* _Data extract_:
◇ ◇ ◇ ◇ ◇
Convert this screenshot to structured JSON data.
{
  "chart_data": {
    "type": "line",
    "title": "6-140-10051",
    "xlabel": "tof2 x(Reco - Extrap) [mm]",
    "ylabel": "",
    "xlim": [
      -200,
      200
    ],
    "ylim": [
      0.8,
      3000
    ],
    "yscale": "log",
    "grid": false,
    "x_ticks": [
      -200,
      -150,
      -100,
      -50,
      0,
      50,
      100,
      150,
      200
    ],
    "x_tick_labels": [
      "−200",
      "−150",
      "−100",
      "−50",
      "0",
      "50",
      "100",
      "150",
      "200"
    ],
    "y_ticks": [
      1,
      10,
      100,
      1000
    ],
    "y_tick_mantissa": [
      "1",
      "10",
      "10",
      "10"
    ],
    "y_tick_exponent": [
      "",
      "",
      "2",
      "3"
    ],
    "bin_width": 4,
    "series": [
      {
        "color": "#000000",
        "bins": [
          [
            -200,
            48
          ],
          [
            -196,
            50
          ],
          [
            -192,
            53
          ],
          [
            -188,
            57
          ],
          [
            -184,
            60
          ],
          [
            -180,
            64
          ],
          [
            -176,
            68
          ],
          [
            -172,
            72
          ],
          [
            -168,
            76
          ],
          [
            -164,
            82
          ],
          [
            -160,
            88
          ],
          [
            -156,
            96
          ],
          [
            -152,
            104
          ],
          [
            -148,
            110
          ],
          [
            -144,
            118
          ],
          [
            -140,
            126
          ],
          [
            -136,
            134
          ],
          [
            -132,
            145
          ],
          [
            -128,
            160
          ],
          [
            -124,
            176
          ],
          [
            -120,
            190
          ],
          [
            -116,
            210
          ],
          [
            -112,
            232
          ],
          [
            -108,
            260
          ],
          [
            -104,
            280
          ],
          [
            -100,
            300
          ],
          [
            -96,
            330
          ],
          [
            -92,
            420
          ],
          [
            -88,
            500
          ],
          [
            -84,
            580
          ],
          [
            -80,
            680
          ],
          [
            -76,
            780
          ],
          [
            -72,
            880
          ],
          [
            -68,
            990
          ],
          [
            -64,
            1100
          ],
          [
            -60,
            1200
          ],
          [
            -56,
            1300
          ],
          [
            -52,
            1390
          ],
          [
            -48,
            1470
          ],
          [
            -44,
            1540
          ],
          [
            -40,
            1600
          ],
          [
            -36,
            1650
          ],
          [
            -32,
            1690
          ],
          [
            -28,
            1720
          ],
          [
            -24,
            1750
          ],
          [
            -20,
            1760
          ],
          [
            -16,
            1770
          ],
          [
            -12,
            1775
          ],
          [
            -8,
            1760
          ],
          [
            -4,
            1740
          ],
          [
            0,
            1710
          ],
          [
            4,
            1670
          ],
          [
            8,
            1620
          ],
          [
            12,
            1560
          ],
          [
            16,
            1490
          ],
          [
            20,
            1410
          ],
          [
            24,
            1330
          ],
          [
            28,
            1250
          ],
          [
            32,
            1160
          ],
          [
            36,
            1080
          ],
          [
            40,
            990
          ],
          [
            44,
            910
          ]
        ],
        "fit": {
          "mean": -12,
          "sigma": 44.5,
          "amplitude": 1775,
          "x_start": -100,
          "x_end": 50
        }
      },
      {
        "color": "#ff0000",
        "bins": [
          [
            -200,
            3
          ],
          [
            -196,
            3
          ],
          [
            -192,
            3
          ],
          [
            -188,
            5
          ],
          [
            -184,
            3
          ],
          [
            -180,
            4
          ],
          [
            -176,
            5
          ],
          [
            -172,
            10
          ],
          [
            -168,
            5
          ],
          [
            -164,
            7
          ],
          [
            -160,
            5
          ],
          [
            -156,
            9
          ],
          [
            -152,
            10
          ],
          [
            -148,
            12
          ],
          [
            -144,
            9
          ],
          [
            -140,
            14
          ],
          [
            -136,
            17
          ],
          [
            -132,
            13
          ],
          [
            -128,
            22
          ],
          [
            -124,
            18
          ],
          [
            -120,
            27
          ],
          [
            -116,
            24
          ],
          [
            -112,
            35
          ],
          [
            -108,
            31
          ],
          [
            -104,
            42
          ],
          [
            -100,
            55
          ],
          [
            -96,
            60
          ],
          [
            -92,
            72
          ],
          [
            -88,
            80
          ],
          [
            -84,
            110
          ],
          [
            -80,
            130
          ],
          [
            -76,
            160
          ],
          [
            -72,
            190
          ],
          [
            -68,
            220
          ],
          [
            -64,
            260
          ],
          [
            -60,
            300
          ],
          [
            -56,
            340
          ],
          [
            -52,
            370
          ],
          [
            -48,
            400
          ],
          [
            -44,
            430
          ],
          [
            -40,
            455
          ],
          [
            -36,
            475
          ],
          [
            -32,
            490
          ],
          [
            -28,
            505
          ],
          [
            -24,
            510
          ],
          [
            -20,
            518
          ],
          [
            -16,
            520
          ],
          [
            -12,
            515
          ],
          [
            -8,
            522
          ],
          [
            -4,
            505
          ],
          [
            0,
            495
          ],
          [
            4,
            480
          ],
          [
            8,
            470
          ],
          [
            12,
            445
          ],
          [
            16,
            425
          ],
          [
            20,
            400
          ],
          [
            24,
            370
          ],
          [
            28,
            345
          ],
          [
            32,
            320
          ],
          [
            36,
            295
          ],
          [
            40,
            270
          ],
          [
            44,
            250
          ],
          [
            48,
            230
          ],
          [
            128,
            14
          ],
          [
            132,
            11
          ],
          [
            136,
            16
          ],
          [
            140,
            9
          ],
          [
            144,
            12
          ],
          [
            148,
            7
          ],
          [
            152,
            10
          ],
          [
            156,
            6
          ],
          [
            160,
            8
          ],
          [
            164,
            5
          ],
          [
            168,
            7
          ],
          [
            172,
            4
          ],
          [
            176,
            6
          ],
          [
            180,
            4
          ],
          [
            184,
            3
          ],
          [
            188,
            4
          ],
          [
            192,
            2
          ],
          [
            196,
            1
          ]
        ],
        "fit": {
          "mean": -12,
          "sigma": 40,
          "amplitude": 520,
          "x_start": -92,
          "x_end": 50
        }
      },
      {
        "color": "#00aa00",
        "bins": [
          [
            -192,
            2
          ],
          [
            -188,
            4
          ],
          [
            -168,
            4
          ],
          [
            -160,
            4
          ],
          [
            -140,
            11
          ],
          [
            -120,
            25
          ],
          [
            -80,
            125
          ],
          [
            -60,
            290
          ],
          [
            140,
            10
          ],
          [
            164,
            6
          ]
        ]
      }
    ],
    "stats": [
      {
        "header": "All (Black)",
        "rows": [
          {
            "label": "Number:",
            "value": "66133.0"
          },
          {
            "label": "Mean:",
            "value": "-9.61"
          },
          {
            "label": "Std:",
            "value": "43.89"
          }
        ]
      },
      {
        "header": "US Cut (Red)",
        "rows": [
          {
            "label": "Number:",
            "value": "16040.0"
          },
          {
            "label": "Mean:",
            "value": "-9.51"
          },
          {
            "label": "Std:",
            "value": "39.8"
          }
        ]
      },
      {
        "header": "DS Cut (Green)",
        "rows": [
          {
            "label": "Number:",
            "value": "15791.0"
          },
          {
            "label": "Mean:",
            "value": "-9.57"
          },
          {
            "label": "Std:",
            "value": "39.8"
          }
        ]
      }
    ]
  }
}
◇ ◇ ◇ ◇ ◇
Reproduce each record exactly, leaving nothing out.

* _Final answer_:
Convert this screenshot to structured JSON data.
{
  "chart_data": {
    "type": "line",
    "title": "6-140-10051",
    "xlabel": "tof2 x(Reco - Extrap) [mm]",
    "ylabel": "",
    "xlim": [
      -200,
      200
    ],
    "ylim": [
      0.8,
      3000
    ],
    "yscale": "log",
    "grid": false,
    "x_ticks": [
      -200,
      -150,
      -100,
      -50,
      0,
      50,
      100,
      150,
      200
    ],
    "x_tick_labels": [
      "−200",
      "−150",
      "−100",
      "−50",
      "0",
      "50",
      "100",
      "150",
      "200"
    ],
    "y_ticks": [
      1,
      10,
      100,
      1000
    ],
    "y_tick_mantissa": [
      "1",
      "10",
      "10",
      "10"
    ],
    "y_tick_exponent": [
      "",
      "",
      "2",
      "3"
    ],
    "bin_width": 4,
    "series": [
      {
        "color": "#000000",
        "bins": [
          [
            -200,
            48
          ],
          [
            -196,
            50
          ],
          [
            -192,
            53
          ],
          [
            -188,
            57
          ],
          [
            -184,
            60
          ],
          [
            -180,
            64
          ],
          [
            -176,
            68
          ],
          [
            -172,
            72
          ],
          [
            -168,
            76
          ],
          [
            -164,
            82
          ],
          [
            -160,
            88
          ],
          [
            -156,
            96
          ],
          [
            -152,
            104
          ],
          [
            -148,
            110
          ],
          [
            -144,
            118
          ],
          [
            -140,
            126
          ],
          [
            -136,
            134
          ],
          [
            -132,
            145
          ],
          [
            -128,
            160
          ],
          [
            -124,
            176
          ],
          [
            -120,
            190
          ],
          [
            -116,
            210
          ],
          [
            -112,
            232
          ],
          [
            -108,
            260
          ],
          [
            -104,
            280
          ],
          [
            -100,
            300
          ],
          [
            -96,
            330
          ],
          [
            -92,
            420
          ],
          [
            -88,
            500
          ],
          [
            -84,
            580
          ],
          [
            -80,
            680
          ],
          [
            -76,
            780
          ],
          [
            -72,
            880
          ],
          [
            -68,
            990
          ],
          [
            -64,
            1100
          ],
          [
            -60,
            1200
          ],
          [
            -56,
            1300
          ],
          [
            -52,
            1390
          ],
          [
            -48,
            1470
          ],
          [
            -44,
            1540
          ],
          [
            -40,
            1600
          ],
          [
            -36,
            1650
          ],
          [
            -32,
            1690
          ],
          [
            -28,
            1720
          ],
          [
            -24,
            1750
          ],
          [
            -20,
            1760
          ],
          [
            -16,
            1770
          ],
          [
            -12,
            1775
          ],
          [
            -8,
            1760
          ],
          [
            -4,
            1740
          ],
          [
            0,
            1710
          ],
          [
            4,
            1670
          ],
          [
            8,
            1620
          ],
          [
            12,
            1560
          ],
          [
            16,
            1490
          ],
          [
            20,
            1410
          ],
          [
            24,
            1330
          ],
          [
            28,
            1250
          ],
          [
            32,
            1160
          ],
          [
            36,
            1080
          ],
          [
            40,
            990
          ],
          [
            44,
            910
          ]
        ],
        "fit": {
          "mean": -12,
          "sigma": 44.5,
          "amplitude": 1775,
          "x_start": -100,
          "x_end": 50
        }
      },
      {
        "color": "#ff0000",
        "bins": [
          [
            -200,
            3
          ],
          [
            -196,
            3
          ],
          [
            -192,
            3
          ],
          [
            -188,
            5
          ],
          [
            -184,
            3
          ],
          [
            -180,
            4
          ],
          [
            -176,
            5
          ],
          [
            -172,
            10
          ],
          [
            -168,
            5
          ],
          [
            -164,
            7
          ],
          [
            -160,
            5
          ],
          [
            -156,
            9
          ],
          [
            -152,
            10
          ],
          [
            -148,
            12
          ],
          [
            -144,
            9
          ],
          [
            -140,
            14
          ],
          [
            -136,
            17
          ],
          [
            -132,
            13
          ],
          [
            -128,
            22
          ],
          [
            -124,
            18
          ],
          [
            -120,
            27
          ],
          [
            -116,
            24
          ],
          [
            -112,
            35
          ],
          [
            -108,
            31
          ],
          [
            -104,
            42
          ],
          [
            -100,
            55
          ],
          [
            -96,
            60
          ],
          [
            -92,
            72
          ],
          [
            -88,
            80
          ],
          [
            -84,
            110
          ],
          [
            -80,
            130
          ],
          [
            -76,
            160
          ],
          [
            -72,
            190
          ],
          [
            -68,
            220
          ],
          [
            -64,
            260
          ],
          [
            -60,
            300
          ],
          [
            -56,
            340
          ],
          [
            -52,
            370
          ],
          [
            -48,
            400
          ],
          [
            -44,
            430
          ],
          [
            -40,
            455
          ],
          [
            -36,
            475
          ],
          [
            -32,
            490
          ],
          [
            -28,
            505
          ],
          [
            -24,
            510
          ],
          [
            -20,
            518
          ],
          [
            -16,
            520
          ],
          [
            -12,
            515
          ],
          [
            -8,
            522
          ],
          [
            -4,
            505
          ],
          [
            0,
            495
          ],
          [
            4,
            480
          ],
          [
            8,
            470
          ],
          [
            12,
            445
          ],
          [
            16,
            425
          ],
          [
            20,
            400
          ],
          [
            24,
            370
          ],
          [
            28,
            345
          ],
          [
            32,
            320
          ],
          [
            36,
            295
          ],
          [
            40,
            270
          ],
          [
            44,
            250
          ],
          [
            48,
            230
          ],
          [
            128,
            14
          ],
          [
            132,
            11
          ],
          [
            136,
            16
          ],
          [
            140,
            9
          ],
          [
            144,
            12
          ],
          [
            148,
            7
          ],
          [
            152,
            10
          ],
          [
            156,
            6
          ],
          [
            160,
            8
          ],
          [
            164,
            5
          ],
          [
            168,
            7
          ],
          [
            172,
            4
          ],
          [
            176,
            6
          ],
          [
            180,
            4
          ],
          [
            184,
            3
          ],
          [
            188,
            4
          ],
          [
            192,
            2
          ],
          [
            196,
            1
          ]
        ],
        "fit": {
          "mean": -12,
          "sigma": 40,
          "amplitude": 520,
          "x_start": -92,
          "x_end": 50
        }
      },
      {
        "color": "#00aa00",
        "bins": [
          [
            -192,
            2
          ],
          [
            -188,
            4
          ],
          [
            -168,
            4
          ],
          [
            -160,
            4
          ],
          [
            -140,
            11
          ],
          [
            -120,
            25
          ],
          [
            -80,
            125
          ],
          [
            -60,
            290
          ],
          [
            140,
            10
          ],
          [
            164,
            6
          ]
        ]
      }
    ],
    "stats": [
      {
        "header": "All (Black)",
        "rows": [
          {
            "label": "Number:",
            "value": "66133.0"
          },
          {
            "label": "Mean:",
            "value": "-9.61"
          },
          {
            "label": "Std:",
            "value": "43.89"
          }
        ]
      },
      {
        "header": "US Cut (Red)",
        "rows": [
          {
            "label": "Number:",
            "value": "16040.0"
          },
          {
            "label": "Mean:",
            "value": "-9.51"
          },
          {
            "label": "Std:",
            "value": "39.8"
          }
        ]
      },
      {
        "header": "DS Cut (Green)",
        "rows": [
          {
            "label": "Number:",
            "value": "15791.0"
          },
          {
            "label": "Mean:",
            "value": "-9.57"
          },
          {
            "label": "Std:",
            "value": "39.8"
          }
        ]
      }
    ]
  }
}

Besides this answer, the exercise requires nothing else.